## Requirements
Where a line below holds the string "Noël", copy that line.

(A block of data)
:::
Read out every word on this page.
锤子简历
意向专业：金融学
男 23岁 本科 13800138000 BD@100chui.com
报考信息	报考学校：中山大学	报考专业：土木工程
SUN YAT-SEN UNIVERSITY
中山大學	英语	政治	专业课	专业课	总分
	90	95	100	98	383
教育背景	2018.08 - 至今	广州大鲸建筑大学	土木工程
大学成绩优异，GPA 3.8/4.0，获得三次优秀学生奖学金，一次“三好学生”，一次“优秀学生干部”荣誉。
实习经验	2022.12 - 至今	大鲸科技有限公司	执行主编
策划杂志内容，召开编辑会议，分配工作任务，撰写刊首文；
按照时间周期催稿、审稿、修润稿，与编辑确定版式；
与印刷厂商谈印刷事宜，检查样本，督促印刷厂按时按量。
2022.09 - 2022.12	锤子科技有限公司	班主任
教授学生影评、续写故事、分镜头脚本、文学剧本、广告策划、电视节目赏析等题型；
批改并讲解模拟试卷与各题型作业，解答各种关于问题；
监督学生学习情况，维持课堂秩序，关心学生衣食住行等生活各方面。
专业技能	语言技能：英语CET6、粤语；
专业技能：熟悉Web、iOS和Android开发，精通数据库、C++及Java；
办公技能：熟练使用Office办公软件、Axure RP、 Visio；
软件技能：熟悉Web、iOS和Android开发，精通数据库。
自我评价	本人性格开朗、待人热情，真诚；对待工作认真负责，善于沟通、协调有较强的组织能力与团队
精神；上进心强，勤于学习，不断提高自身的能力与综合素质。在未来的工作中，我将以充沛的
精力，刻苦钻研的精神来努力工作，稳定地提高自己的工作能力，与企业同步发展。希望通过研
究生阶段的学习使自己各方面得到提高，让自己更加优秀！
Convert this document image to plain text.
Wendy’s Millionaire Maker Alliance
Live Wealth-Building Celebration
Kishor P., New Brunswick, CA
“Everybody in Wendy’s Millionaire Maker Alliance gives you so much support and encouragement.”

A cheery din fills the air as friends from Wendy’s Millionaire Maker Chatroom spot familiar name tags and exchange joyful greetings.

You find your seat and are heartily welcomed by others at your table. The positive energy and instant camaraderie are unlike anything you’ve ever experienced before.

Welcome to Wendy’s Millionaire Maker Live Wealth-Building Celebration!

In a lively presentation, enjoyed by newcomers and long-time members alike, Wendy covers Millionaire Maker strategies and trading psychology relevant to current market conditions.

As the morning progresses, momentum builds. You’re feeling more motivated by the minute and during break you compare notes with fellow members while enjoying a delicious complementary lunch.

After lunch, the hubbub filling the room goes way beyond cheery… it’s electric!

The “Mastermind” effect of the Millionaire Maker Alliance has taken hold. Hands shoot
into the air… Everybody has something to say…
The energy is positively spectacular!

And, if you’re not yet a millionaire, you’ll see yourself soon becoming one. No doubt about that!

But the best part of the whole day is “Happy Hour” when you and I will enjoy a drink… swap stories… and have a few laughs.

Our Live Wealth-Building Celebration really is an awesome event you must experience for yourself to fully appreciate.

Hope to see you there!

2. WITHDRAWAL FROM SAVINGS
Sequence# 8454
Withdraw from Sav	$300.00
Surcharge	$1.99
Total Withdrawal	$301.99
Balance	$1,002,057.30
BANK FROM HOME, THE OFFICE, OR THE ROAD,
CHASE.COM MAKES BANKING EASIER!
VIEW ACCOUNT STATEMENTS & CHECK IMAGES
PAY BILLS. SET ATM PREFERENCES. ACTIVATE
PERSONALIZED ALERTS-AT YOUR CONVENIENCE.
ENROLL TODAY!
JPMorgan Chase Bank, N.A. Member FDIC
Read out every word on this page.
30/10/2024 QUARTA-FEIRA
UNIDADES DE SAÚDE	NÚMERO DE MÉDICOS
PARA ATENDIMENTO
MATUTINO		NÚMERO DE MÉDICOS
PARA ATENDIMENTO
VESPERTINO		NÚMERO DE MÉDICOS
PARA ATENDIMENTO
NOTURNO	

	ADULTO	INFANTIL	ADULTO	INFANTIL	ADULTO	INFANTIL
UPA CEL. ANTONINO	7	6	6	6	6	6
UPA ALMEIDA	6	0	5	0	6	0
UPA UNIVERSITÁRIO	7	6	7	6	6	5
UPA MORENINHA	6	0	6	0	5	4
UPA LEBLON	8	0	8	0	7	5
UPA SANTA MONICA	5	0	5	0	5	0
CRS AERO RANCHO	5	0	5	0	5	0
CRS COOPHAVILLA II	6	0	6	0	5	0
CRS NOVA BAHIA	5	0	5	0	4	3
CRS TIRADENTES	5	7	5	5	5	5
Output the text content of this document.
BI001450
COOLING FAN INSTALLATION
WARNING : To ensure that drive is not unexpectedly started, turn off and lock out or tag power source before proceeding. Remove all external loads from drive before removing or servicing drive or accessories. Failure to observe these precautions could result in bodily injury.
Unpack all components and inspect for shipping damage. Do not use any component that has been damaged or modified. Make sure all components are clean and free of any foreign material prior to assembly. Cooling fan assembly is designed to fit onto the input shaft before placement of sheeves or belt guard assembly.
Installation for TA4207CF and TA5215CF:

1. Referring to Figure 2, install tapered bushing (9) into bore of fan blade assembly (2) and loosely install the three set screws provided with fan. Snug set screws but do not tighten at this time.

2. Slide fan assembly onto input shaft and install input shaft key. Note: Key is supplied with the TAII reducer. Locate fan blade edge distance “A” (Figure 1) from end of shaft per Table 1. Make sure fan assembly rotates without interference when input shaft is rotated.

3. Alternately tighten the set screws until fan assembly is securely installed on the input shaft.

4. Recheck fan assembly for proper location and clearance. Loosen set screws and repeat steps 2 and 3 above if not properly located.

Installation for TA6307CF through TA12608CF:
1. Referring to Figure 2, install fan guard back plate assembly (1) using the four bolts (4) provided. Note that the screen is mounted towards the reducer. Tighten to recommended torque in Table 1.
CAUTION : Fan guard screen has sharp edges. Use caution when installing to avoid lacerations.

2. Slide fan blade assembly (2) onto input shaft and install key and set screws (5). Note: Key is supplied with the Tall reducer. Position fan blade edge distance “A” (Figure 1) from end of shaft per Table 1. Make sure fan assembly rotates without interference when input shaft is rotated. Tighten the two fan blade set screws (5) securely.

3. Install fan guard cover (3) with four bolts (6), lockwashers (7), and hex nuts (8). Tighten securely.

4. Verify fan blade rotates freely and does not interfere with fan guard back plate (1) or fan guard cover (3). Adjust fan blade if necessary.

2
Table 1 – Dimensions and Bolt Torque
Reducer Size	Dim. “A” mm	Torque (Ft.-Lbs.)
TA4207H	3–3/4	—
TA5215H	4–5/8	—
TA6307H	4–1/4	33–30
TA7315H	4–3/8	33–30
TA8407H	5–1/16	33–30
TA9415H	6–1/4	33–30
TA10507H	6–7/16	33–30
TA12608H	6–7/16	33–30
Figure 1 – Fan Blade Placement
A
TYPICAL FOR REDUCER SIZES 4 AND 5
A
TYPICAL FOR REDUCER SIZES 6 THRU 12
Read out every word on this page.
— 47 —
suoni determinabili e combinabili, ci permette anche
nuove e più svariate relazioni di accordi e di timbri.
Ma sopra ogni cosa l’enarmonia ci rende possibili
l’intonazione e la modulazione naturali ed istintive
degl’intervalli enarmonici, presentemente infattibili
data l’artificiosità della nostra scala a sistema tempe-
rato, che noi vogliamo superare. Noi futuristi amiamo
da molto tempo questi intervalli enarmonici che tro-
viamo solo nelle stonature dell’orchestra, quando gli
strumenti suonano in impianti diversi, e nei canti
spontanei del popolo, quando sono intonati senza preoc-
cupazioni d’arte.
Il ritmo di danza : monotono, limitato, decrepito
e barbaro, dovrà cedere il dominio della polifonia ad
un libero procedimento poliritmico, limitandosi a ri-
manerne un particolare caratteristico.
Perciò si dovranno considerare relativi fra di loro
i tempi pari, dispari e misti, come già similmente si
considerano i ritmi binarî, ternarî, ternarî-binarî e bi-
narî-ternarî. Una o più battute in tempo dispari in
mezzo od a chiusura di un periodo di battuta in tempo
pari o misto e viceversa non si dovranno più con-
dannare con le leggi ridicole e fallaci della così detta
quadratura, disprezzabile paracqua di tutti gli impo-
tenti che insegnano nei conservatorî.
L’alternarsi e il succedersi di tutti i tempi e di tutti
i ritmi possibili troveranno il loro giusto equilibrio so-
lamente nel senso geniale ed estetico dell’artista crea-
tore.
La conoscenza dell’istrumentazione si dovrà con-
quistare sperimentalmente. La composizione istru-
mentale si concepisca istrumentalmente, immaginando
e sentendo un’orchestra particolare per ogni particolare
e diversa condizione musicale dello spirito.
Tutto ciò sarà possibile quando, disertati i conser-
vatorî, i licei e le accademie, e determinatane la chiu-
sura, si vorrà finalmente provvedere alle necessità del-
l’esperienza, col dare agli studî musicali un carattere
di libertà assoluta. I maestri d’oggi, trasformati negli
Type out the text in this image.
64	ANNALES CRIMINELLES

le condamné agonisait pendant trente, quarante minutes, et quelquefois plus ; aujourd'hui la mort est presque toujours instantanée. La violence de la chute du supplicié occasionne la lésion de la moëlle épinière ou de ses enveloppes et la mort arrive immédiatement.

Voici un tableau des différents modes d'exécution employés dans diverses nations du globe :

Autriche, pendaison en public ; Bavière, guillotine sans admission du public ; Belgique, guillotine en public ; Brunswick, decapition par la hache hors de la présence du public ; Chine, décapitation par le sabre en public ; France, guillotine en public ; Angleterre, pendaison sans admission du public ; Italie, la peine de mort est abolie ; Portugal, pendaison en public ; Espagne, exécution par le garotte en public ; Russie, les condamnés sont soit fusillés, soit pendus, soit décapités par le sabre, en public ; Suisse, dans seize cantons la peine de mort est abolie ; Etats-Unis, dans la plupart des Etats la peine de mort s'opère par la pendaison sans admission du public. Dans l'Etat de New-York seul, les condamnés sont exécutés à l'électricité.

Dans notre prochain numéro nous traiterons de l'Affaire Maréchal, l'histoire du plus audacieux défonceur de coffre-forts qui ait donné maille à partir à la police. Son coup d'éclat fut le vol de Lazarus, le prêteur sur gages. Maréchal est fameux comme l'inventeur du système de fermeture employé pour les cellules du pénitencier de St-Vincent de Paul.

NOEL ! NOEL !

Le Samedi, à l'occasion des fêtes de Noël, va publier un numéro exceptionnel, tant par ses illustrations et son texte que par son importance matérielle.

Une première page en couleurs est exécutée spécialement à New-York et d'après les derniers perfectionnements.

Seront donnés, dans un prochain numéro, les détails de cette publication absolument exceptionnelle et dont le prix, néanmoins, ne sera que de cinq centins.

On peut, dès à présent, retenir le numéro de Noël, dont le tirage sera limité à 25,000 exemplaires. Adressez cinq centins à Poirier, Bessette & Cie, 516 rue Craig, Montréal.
:::
## Solution to the problem
Le Samedi, à l'occasion des fêtes de Noël, va publier un numéro exceptionnel, tant par ses illustrations et son texte que par son importance matérielle.
On peut, dès à présent, retenir le numéro de Noël, dont le tirage sera limité à 25,000 exemplaires. Adressez cinq centins à Poirier, Bessette & Cie, 516 rue Craig, Montréal.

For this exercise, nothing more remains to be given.